◆ INSTRUCTIONS FOR THE TASK
Give back all the data exactly, line by line.
** START OF PROVIDED ENTRIES **
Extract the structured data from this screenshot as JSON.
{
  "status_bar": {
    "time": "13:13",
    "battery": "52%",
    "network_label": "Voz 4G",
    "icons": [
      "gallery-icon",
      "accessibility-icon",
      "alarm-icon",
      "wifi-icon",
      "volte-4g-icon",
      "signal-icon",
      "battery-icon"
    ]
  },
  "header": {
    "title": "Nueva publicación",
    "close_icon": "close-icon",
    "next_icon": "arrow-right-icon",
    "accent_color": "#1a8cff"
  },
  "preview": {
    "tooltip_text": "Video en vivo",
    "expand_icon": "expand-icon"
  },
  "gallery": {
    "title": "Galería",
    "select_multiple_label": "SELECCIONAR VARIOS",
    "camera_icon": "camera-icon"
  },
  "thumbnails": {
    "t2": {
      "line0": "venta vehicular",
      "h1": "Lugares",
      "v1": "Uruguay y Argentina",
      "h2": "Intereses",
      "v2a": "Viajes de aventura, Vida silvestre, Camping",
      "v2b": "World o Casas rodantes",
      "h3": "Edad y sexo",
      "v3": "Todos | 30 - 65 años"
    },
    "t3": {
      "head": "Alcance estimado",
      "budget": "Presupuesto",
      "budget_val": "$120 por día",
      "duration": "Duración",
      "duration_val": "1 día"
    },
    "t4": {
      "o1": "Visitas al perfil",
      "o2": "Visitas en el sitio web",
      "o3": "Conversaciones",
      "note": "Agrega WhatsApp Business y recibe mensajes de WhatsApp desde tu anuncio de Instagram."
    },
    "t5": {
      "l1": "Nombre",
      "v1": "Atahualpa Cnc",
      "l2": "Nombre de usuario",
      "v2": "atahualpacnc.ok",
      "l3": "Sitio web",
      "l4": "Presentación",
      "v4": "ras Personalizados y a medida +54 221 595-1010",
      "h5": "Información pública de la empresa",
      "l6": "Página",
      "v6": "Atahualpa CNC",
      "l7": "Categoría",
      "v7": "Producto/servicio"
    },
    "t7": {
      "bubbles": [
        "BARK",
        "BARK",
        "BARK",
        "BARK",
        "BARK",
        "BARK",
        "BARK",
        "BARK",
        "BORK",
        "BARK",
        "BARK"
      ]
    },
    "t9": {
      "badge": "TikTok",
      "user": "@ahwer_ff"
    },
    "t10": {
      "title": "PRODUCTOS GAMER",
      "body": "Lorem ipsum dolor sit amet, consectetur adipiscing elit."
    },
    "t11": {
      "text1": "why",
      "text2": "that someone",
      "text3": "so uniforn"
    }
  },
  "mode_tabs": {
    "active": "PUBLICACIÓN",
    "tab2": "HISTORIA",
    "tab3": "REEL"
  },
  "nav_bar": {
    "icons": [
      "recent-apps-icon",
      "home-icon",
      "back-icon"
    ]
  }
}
** END OF PROVIDED ENTRIES **
◆ OUTPUT
Extract the structured data from this screenshot as JSON.
{
  "status_bar": {
    "time": "13:13",
    "battery": "52%",
    "network_label": "Voz 4G",
    "icons": [
      "gallery-icon",
      "accessibility-icon",
      "alarm-icon",
      "wifi-icon",
      "volte-4g-icon",
      "signal-icon",
      "battery-icon"
    ]
  },
  "header": {
    "title": "Nueva publicación",
    "close_icon": "close-icon",
    "next_icon": "arrow-right-icon",
    "accent_color": "#1a8cff"
  },
  "preview": {
    "tooltip_text": "Video en vivo",
    "expand_icon": "expand-icon"
  },
  "gallery": {
    "title": "Galería",
    "select_multiple_label": "SELECCIONAR VARIOS",
    "camera_icon": "camera-icon"
  },
  "thumbnails": {
    "t2": {
      "line0": "venta vehicular",
      "h1": "Lugares",
      "v1": "Uruguay y Argentina",
      "h2": "Intereses",
      "v2a": "Viajes de aventura, Vida silvestre, Camping",
      "v2b": "World o Casas rodantes",
      "h3": "Edad y sexo",
      "v3": "Todos | 30 - 65 años"
    },
    "t3": {
      "head": "Alcance estimado",
      "budget": "Presupuesto",
      "budget_val": "$120 por día",
      "duration": "Duración",
      "duration_val": "1 día"
    },
    "t4": {
      "o1": "Visitas al perfil",
      "o2": "Visitas en el sitio web",
      "o3": "Conversaciones",
      "note": "Agrega WhatsApp Business y recibe mensajes de WhatsApp desde tu anuncio de Instagram."
    },
    "t5": {
      "l1": "Nombre",
      "v1": "Atahualpa Cnc",
      "l2": "Nombre de usuario",
      "v2": "atahualpacnc.ok",
      "l3": "Sitio web",
      "l4": "Presentación",
      "v4": "ras Personalizados y a medida +54 221 595-1010",
      "h5": "Información pública de la empresa",
      "l6": "Página",
      "v6": "Atahualpa CNC",
      "l7": "Categoría",
      "v7": "Producto/servicio"
    },
    "t7": {
      "bubbles": [
        "BARK",
        "BARK",
        "BARK",
        "BARK",
        "BARK",
        "BARK",
        "BARK",
        "BARK",
        "BORK",
        "BARK",
        "BARK"
      ]
    },
    "t9": {
      "badge": "TikTok",
      "user": "@ahwer_ff"
    },
    "t10": {
      "title": "PRODUCTOS GAMER",
      "body": "Lorem ipsum dolor sit amet, consectetur adipiscing elit."
    },
    "t11": {
      "text1": "why",
      "text2": "that someone",
      "text3": "so uniforn"
    }
  },
  "mode_tabs": {
    "active": "PUBLICACIÓN",
    "tab2": "HISTORIA",
    "tab3": "REEL"
  },
  "nav_bar": {
    "icons": [
      "recent-apps-icon",
      "home-icon",
      "back-icon"
    ]
  }
}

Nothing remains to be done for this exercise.